*Written exercise:* Reproduce, word for word, the lines of the records from the one containing "List each element" through the one containing "notification-a-icon: A [56, 6, 70, 20]", including both of those lines.

*Exercise input:*

==========

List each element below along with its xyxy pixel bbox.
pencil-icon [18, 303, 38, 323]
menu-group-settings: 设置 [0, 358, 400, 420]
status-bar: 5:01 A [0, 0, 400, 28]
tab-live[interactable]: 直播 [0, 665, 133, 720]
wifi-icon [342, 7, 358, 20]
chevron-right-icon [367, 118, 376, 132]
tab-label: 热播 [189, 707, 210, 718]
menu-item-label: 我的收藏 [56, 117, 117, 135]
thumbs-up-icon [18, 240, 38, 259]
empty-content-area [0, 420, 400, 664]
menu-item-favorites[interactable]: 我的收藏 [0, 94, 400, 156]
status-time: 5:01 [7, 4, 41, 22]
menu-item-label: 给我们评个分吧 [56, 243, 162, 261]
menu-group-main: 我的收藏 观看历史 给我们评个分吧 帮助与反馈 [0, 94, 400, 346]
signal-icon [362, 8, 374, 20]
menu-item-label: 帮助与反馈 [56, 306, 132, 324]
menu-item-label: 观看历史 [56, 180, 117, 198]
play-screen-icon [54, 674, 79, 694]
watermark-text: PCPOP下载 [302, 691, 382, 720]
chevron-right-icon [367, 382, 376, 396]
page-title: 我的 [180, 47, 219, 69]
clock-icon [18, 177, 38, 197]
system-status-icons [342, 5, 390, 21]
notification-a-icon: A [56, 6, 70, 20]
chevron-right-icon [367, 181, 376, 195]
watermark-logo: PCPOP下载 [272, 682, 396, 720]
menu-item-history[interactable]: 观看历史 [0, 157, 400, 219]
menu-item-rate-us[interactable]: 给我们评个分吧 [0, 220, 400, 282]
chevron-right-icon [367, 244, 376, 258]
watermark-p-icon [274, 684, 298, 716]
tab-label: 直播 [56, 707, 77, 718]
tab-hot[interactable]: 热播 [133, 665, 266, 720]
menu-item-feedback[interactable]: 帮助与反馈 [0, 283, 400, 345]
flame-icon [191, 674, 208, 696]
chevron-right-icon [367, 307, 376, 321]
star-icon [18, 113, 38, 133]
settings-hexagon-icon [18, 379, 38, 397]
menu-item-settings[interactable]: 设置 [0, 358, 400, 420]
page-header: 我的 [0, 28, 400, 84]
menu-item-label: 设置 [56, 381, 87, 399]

==========

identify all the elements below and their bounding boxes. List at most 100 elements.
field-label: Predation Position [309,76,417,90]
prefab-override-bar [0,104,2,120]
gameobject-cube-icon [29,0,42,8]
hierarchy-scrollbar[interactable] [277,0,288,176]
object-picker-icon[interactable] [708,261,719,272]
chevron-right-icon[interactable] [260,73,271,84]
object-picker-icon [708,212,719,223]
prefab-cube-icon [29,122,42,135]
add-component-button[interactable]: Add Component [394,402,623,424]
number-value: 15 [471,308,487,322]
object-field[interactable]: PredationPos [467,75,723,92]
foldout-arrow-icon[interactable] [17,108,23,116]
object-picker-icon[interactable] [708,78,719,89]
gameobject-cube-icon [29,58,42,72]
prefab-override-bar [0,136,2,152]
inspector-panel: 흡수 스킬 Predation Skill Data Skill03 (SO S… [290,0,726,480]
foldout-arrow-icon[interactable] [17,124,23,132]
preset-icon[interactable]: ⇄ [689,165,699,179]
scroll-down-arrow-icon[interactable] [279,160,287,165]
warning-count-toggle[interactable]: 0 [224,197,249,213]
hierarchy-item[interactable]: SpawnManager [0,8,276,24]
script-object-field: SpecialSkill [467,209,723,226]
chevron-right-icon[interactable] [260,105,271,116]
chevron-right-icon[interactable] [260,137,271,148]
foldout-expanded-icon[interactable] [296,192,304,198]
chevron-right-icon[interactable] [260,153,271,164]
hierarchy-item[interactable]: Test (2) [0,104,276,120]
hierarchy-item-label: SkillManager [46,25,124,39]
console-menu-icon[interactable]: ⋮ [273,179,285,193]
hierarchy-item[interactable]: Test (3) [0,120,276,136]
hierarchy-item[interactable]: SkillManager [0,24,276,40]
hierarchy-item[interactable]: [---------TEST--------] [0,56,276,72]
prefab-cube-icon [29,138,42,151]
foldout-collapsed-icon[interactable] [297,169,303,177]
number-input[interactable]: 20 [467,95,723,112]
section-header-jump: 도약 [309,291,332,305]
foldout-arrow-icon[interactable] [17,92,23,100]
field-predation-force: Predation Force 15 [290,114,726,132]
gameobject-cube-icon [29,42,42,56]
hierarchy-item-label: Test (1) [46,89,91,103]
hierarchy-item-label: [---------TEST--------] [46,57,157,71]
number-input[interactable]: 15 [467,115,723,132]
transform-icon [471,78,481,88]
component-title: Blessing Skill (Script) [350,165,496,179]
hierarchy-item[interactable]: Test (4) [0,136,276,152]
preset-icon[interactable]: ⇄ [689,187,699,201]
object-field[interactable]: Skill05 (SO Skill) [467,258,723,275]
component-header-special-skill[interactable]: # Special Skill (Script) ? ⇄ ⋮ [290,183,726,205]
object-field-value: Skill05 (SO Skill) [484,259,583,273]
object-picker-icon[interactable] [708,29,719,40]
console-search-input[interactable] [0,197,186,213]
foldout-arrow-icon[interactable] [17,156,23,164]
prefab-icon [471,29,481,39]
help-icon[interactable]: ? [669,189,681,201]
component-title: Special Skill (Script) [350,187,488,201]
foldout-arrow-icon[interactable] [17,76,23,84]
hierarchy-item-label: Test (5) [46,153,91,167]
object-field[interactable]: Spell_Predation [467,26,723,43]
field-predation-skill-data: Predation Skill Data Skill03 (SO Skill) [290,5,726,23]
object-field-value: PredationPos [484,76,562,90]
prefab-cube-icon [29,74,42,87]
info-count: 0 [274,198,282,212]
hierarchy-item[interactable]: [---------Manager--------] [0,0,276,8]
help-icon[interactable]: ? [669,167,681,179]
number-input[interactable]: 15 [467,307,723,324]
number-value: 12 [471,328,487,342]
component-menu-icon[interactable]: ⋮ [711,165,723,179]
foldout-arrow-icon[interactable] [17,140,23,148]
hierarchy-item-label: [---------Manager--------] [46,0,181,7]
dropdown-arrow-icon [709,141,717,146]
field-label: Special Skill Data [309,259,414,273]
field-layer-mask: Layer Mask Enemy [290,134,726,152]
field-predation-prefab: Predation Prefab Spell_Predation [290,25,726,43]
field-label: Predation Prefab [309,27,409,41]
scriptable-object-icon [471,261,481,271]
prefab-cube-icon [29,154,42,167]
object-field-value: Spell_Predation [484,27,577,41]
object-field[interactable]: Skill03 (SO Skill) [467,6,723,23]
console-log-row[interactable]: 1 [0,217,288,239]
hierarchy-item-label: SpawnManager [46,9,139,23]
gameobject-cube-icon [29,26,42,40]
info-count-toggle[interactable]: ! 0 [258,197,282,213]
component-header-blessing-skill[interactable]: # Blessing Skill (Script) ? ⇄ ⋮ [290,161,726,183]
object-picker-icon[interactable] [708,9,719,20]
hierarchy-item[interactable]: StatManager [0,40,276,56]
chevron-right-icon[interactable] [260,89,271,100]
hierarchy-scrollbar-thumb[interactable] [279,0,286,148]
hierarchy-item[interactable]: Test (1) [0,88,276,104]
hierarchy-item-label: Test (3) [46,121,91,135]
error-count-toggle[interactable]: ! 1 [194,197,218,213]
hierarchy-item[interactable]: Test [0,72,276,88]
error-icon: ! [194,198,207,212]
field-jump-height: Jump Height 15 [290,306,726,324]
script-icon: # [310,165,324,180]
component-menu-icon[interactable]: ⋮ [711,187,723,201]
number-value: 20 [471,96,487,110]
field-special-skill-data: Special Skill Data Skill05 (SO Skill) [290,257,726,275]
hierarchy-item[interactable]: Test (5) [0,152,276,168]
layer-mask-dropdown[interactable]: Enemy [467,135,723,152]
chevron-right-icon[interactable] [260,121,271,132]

==========

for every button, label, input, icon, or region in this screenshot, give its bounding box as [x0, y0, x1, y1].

==========

*Completed task:*
List each element below along with its xyxy pixel bbox.
pencil-icon [18, 303, 38, 323]
menu-group-settings: 设置 [0, 358, 400, 420]
status-bar: 5:01 A [0, 0, 400, 28]
tab-live[interactable]: 直播 [0, 665, 133, 720]
wifi-icon [342, 7, 358, 20]
chevron-right-icon [367, 118, 376, 132]
tab-label: 热播 [189, 707, 210, 718]
menu-item-label: 我的收藏 [56, 117, 117, 135]
thumbs-up-icon [18, 240, 38, 259]
empty-content-area [0, 420, 400, 664]
menu-item-favorites[interactable]: 我的收藏 [0, 94, 400, 156]
status-time: 5:01 [7, 4, 41, 22]
menu-item-label: 给我们评个分吧 [56, 243, 162, 261]
menu-group-main: 我的收藏 观看历史 给我们评个分吧 帮助与反馈 [0, 94, 400, 346]
signal-icon [362, 8, 374, 20]
menu-item-label: 帮助与反馈 [56, 306, 132, 324]
menu-item-label: 观看历史 [56, 180, 117, 198]
play-screen-icon [54, 674, 79, 694]
watermark-text: PCPOP下载 [302, 691, 382, 720]
chevron-right-icon [367, 382, 376, 396]
page-title: 我的 [180, 47, 219, 69]
clock-icon [18, 177, 38, 197]
system-status-icons [342, 5, 390, 21]
notification-a-icon: A [56, 6, 70, 20]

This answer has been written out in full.